WRITTEN TASK
Records follow. Pull out every line that contains "icon".

PROVIDED DATA
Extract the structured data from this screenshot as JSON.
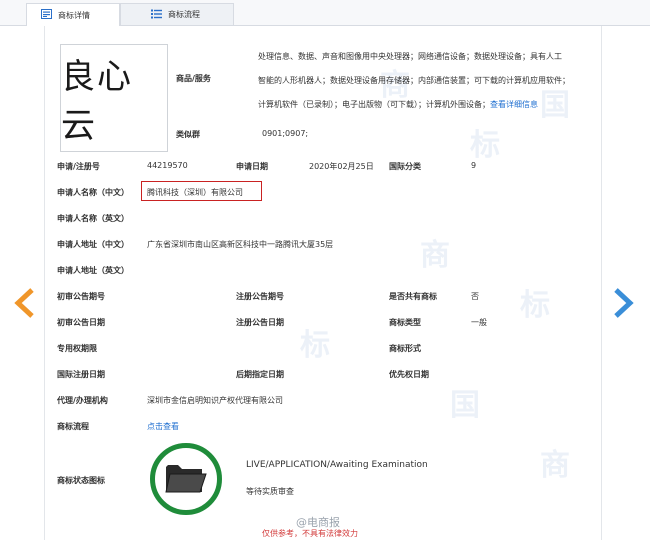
{
  "tabs": [
    {
      "label": "商标详情",
      "icon": "document-icon",
      "active": true
    },
    {
      "label": "商标流程",
      "icon": "list-icon",
      "active": false
    }
  ],
  "logo_text": "良心云",
  "goods_services": {
    "label": "商品/服务",
    "lines": [
      "处理信息、数据、声音和图像用中央处理器；网络通信设备；数据处理设备；具有人工",
      "智能的人形机器人；数据处理设备用存储器；内部通信装置；可下载的计算机应用软件；",
      "计算机软件（已录制）；电子出版物（可下载）；计算机外围设备；"
    ],
    "more_link": "查看详细信息"
  },
  "similar_group": {
    "label": "类似群",
    "value": "0901;0907;"
  },
  "fields": {
    "reg_no": {
      "label": "申请/注册号",
      "value": "44219570"
    },
    "app_date": {
      "label": "申请日期",
      "value": "2020年02月25日"
    },
    "intl_class": {
      "label": "国际分类",
      "value": "9"
    },
    "applicant_cn": {
      "label": "申请人名称（中文）",
      "value": "腾讯科技（深圳）有限公司"
    },
    "applicant_en": {
      "label": "申请人名称（英文）",
      "value": ""
    },
    "address_cn": {
      "label": "申请人地址（中文）",
      "value": "广东省深圳市南山区高新区科技中一路腾讯大厦35层"
    },
    "address_en": {
      "label": "申请人地址（英文）",
      "value": ""
    },
    "prelim_issue": {
      "label": "初审公告期号",
      "value": ""
    },
    "reg_issue": {
      "label": "注册公告期号",
      "value": ""
    },
    "shared": {
      "label": "是否共有商标",
      "value": "否"
    },
    "prelim_date": {
      "label": "初审公告日期",
      "value": ""
    },
    "reg_date": {
      "label": "注册公告日期",
      "value": ""
    },
    "tm_type": {
      "label": "商标类型",
      "value": "一般"
    },
    "exclusive": {
      "label": "专用权期限",
      "value": ""
    },
    "tm_form": {
      "label": "商标形式",
      "value": ""
    },
    "intl_reg_date": {
      "label": "国际注册日期",
      "value": ""
    },
    "later_date": {
      "label": "后期指定日期",
      "value": ""
    },
    "priority_date": {
      "label": "优先权日期",
      "value": ""
    },
    "agent": {
      "label": "代理/办理机构",
      "value": "深圳市金信启明知识产权代理有限公司"
    },
    "process": {
      "label": "商标流程",
      "value": "点击查看"
    }
  },
  "status": {
    "label": "商标状态图标",
    "en": "LIVE/APPLICATION/Awaiting Examination",
    "cn": "等待实质审查",
    "icon": "folder-icon",
    "ring_color": "#1f8c3a"
  },
  "watermark": "@电商报",
  "footer_note": "仅供参考，不具有法律效力",
  "nav": {
    "prev_icon": "arrow-left-icon",
    "next_icon": "arrow-right-icon",
    "prev_color": "#f0962a",
    "next_color": "#3a8ed8"
  }
}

ANSWER IN FULL
      "icon": "document-icon",
      "icon": "list-icon",
    "icon": "folder-icon",
    "prev_icon": "arrow-left-icon",
    "next_icon": "arrow-right-icon",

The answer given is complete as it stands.